(Items from a figure collection)
━━━━━━━━━━━━━━━━

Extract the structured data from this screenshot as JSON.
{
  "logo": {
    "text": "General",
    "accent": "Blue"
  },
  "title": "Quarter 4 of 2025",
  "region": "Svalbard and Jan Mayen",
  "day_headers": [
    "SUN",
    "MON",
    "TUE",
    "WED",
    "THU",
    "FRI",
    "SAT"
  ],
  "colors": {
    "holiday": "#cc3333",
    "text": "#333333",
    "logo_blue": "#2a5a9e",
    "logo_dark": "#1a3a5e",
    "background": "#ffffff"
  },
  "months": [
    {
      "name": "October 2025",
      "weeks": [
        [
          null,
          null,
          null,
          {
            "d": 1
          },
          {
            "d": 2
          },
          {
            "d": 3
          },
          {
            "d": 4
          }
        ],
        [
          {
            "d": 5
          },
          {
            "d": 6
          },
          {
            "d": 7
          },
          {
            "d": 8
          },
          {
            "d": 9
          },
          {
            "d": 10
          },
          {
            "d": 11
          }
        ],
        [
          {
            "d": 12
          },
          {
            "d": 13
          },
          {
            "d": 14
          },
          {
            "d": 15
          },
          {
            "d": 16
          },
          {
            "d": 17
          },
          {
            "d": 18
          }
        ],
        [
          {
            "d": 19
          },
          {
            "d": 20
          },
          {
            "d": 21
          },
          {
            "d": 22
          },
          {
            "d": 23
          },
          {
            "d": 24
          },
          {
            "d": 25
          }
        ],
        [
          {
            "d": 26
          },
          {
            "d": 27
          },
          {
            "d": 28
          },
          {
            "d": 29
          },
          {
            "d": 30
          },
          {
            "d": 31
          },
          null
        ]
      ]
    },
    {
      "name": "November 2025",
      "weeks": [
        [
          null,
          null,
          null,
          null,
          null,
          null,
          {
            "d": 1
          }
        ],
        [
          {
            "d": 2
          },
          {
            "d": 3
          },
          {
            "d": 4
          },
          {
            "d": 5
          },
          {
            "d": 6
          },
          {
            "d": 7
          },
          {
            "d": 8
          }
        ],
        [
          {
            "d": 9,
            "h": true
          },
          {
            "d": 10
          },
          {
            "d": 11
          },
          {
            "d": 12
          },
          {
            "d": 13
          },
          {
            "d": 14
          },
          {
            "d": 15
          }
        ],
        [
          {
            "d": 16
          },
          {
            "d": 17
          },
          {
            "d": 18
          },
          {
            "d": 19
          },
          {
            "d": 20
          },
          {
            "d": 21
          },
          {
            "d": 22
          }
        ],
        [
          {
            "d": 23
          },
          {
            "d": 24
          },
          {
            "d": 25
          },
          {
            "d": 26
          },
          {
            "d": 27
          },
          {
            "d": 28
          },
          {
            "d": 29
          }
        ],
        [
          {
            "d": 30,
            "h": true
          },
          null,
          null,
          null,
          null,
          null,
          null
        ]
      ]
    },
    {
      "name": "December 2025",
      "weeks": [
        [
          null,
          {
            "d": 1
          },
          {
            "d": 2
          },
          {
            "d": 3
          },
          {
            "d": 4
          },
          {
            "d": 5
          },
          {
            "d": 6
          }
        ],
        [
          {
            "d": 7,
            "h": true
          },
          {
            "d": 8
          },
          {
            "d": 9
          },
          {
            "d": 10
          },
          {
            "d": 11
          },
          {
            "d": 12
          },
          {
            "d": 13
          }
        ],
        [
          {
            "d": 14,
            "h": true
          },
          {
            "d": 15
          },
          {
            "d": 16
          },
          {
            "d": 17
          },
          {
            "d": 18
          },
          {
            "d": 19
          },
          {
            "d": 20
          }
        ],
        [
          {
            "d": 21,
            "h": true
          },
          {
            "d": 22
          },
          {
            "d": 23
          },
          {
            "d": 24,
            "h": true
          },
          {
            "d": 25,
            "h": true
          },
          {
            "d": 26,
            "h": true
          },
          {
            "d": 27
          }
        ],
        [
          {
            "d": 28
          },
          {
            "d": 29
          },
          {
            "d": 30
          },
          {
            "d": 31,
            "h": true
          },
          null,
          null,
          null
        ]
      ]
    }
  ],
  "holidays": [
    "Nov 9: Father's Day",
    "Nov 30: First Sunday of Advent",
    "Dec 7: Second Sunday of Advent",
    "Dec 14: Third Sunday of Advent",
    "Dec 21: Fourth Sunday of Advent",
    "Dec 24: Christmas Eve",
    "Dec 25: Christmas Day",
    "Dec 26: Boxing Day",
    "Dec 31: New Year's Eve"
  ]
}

━━━━━━━━━━━━━━━━

# [Exercise brief]
Write out all the lines again, exactly as they are.

# [Written solution]
Extract the structured data from this screenshot as JSON.
{
  "logo": {
    "text": "General",
    "accent": "Blue"
  },
  "title": "Quarter 4 of 2025",
  "region": "Svalbard and Jan Mayen",
  "day_headers": [
    "SUN",
    "MON",
    "TUE",
    "WED",
    "THU",
    "FRI",
    "SAT"
  ],
  "colors": {
    "holiday": "#cc3333",
    "text": "#333333",
    "logo_blue": "#2a5a9e",
    "logo_dark": "#1a3a5e",
    "background": "#ffffff"
  },
  "months": [
    {
      "name": "October 2025",
      "weeks": [
        [
          null,
          null,
          null,
          {
            "d": 1
          },
          {
            "d": 2
          },
          {
            "d": 3
          },
          {
            "d": 4
          }
        ],
        [
          {
            "d": 5
          },
          {
            "d": 6
          },
          {
            "d": 7
          },
          {
            "d": 8
          },
          {
            "d": 9
          },
          {
            "d": 10
          },
          {
            "d": 11
          }
        ],
        [
          {
            "d": 12
          },
          {
            "d": 13
          },
          {
            "d": 14
          },
          {
            "d": 15
          },
          {
            "d": 16
          },
          {
            "d": 17
          },
          {
            "d": 18
          }
        ],
        [
          {
            "d": 19
          },
          {
            "d": 20
          },
          {
            "d": 21
          },
          {
            "d": 22
          },
          {
            "d": 23
          },
          {
            "d": 24
          },
          {
            "d": 25
          }
        ],
        [
          {
            "d": 26
          },
          {
            "d": 27
          },
          {
            "d": 28
          },
          {
            "d": 29
          },
          {
            "d": 30
          },
          {
            "d": 31
          },
          null
        ]
      ]
    },
    {
      "name": "November 2025",
      "weeks": [
        [
          null,
          null,
          null,
          null,
          null,
          null,
          {
            "d": 1
          }
        ],
        [
          {
            "d": 2
          },
          {
            "d": 3
          },
          {
            "d": 4
          },
          {
            "d": 5
          },
          {
            "d": 6
          },
          {
            "d": 7
          },
          {
            "d": 8
          }
        ],
        [
          {
            "d": 9,
            "h": true
          },
          {
            "d": 10
          },
          {
            "d": 11
          },
          {
            "d": 12
          },
          {
            "d": 13
          },
          {
            "d": 14
          },
          {
            "d": 15
          }
        ],
        [
          {
            "d": 16
          },
          {
            "d": 17
          },
          {
            "d": 18
          },
          {
            "d": 19
          },
          {
            "d": 20
          },
          {
            "d": 21
          },
          {
            "d": 22
          }
        ],
        [
          {
            "d": 23
          },
          {
            "d": 24
          },
          {
            "d": 25
          },
          {
            "d": 26
          },
          {
            "d": 27
          },
          {
            "d": 28
          },
          {
            "d": 29
          }
        ],
        [
          {
            "d": 30,
            "h": true
          },
          null,
          null,
          null,
          null,
          null,
          null
        ]
      ]
    },
    {
      "name": "December 2025",
      "weeks": [
        [
          null,
          {
            "d": 1
          },
          {
            "d": 2
          },
          {
            "d": 3
          },
          {
            "d": 4
          },
          {
            "d": 5
          },
          {
            "d": 6
          }
        ],
        [
          {
            "d": 7,
            "h": true
          },
          {
            "d": 8
          },
          {
            "d": 9
          },
          {
            "d": 10
          },
          {
            "d": 11
          },
          {
            "d": 12
          },
          {
            "d": 13
          }
        ],
        [
          {
            "d": 14,
            "h": true
          },
          {
            "d": 15
          },
          {
            "d": 16
          },
          {
            "d": 17
          },
          {
            "d": 18
          },
          {
            "d": 19
          },
          {
            "d": 20
          }
        ],
        [
          {
            "d": 21,
            "h": true
          },
          {
            "d": 22
          },
          {
            "d": 23
          },
          {
            "d": 24,
            "h": true
          },
          {
            "d": 25,
            "h": true
          },
          {
            "d": 26,
            "h": true
          },
          {
            "d": 27
          }
        ],
        [
          {
            "d": 28
          },
          {
            "d": 29
          },
          {
            "d": 30
          },
          {
            "d": 31,
            "h": true
          },
          null,
          null,
          null
        ]
      ]
    }
  ],
  "holidays": [
    "Nov 9: Father's Day",
    "Nov 30: First Sunday of Advent",
    "Dec 7: Second Sunday of Advent",
    "Dec 14: Third Sunday of Advent",
    "Dec 21: Fourth Sunday of Advent",
    "Dec 24: Christmas Eve",
    "Dec 25: Christmas Day",
    "Dec 26: Boxing Day",
    "Dec 31: New Year's Eve"
  ]
}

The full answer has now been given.